___ RECORDS SHOWN

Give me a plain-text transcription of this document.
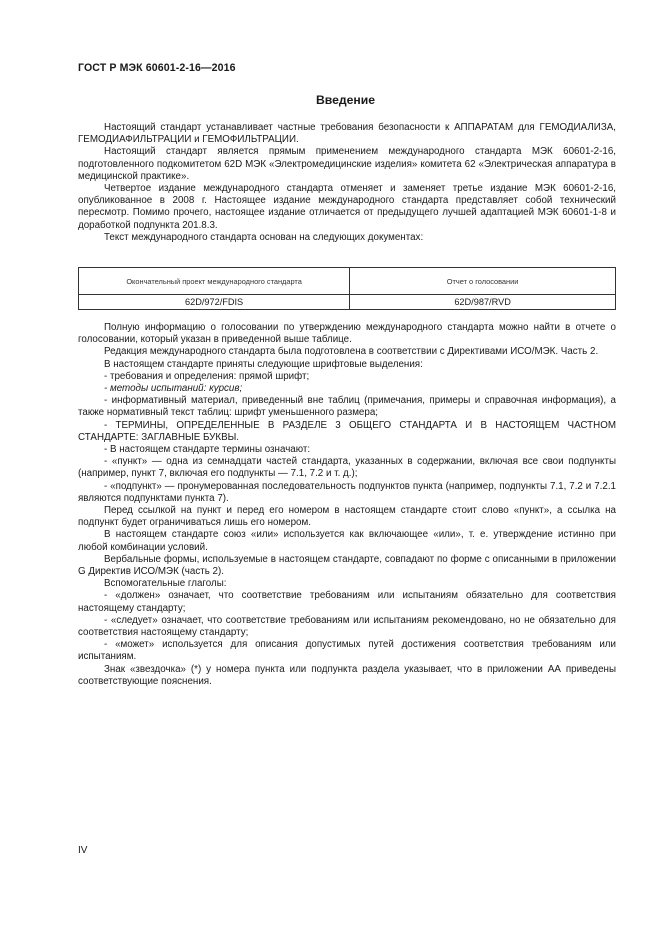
ГОСТ Р МЭК 60601-2-16—2016
Введение

Настоящий стандарт устанавливает частные требования безопасности к АППАРАТАМ для ГЕМОДИАЛИЗА, ГЕМОДИАФИЛЬТРАЦИИ и ГЕМОФИЛЬТРАЦИИ.

Настоящий стандарт является прямым применением международного стандарта МЭК 60601-2-16, подготовленного подкомитетом 62D МЭК «Электромедицинские изделия» комитета 62 «Электрическая аппаратура в медицинской практике».

Четвертое издание международного стандарта отменяет и заменяет третье издание МЭК 60601-2-16, опубликованное в 2008 г. Настоящее издание международного стандарта представляет собой технический пересмотр. Помимо прочего, настоящее издание отличается от предыдущего лучшей адаптацией МЭК 60601-1-8 и доработкой подпункта 201.8.3.

Текст международного стандарта основан на следующих документах:

Окончательный проект международного стандарта	Отчет о голосовании
62D/972/FDIS	62D/987/RVD

Полную информацию о голосовании по утверждению международного стандарта можно найти в отчете о голосовании, который указан в приведенной выше таблице.

Редакция международного стандарта была подготовлена в соответствии с Директивами ИСО/МЭК. Часть 2.

В настоящем стандарте приняты следующие шрифтовые выделения:

- требования и определения: прямой шрифт;

- методы испытаний: курсив;

- информативный материал, приведенный вне таблиц (примечания, примеры и справочная информация), а также нормативный текст таблиц: шрифт уменьшенного размера;

- ТЕРМИНЫ, ОПРЕДЕЛЕННЫЕ В РАЗДЕЛЕ 3 ОБЩЕГО СТАНДАРТА И В НАСТОЯЩЕМ ЧАСТНОМ СТАНДАРТЕ: ЗАГЛАВНЫЕ БУКВЫ.

- В настоящем стандарте термины означают:

- «пункт» — одна из семнадцати частей стандарта, указанных в содержании, включая все свои подпункты (например, пункт 7, включая его подпункты — 7.1, 7.2 и т. д.);

- «подпункт» — пронумерованная последовательность подпунктов пункта (например, подпункты 7.1, 7.2 и 7.2.1 являются подпунктами пункта 7).

Перед ссылкой на пункт и перед его номером в настоящем стандарте стоит слово «пункт», а ссылка на подпункт будет ограничиваться лишь его номером.

В настоящем стандарте союз «или» используется как включающее «или», т. е. утверждение истинно при любой комбинации условий.

Вербальные формы, используемые в настоящем стандарте, совпадают по форме с описанными в приложении G Директив ИСО/МЭК (часть 2).

Вспомогательные глаголы:

- «должен» означает, что соответствие требованиям или испытаниям обязательно для соответствия настоящему стандарту;

- «следует» означает, что соответствие требованиям или испытаниям рекомендовано, но не обязательно для соответствия настоящему стандарту;

- «может» используется для описания допустимых путей достижения соответствия требованиям или испытаниям.

Знак «звездочка» (*) у номера пункта или подпункта раздела указывает, что в приложении АА приведены соответствующие пояснения.

IV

______

**GOAL**
Pull out all lines containing "соответствие".

**OUTPUT OF THE EXERCISE**
- «должен» означает, что соответствие требованиям или испытаниям обязательно для соответствия настоящему стандарту;
- «следует» означает, что соответствие требованиям или испытаниям рекомендовано, но не обязательно для соответствия настоящему стандарту;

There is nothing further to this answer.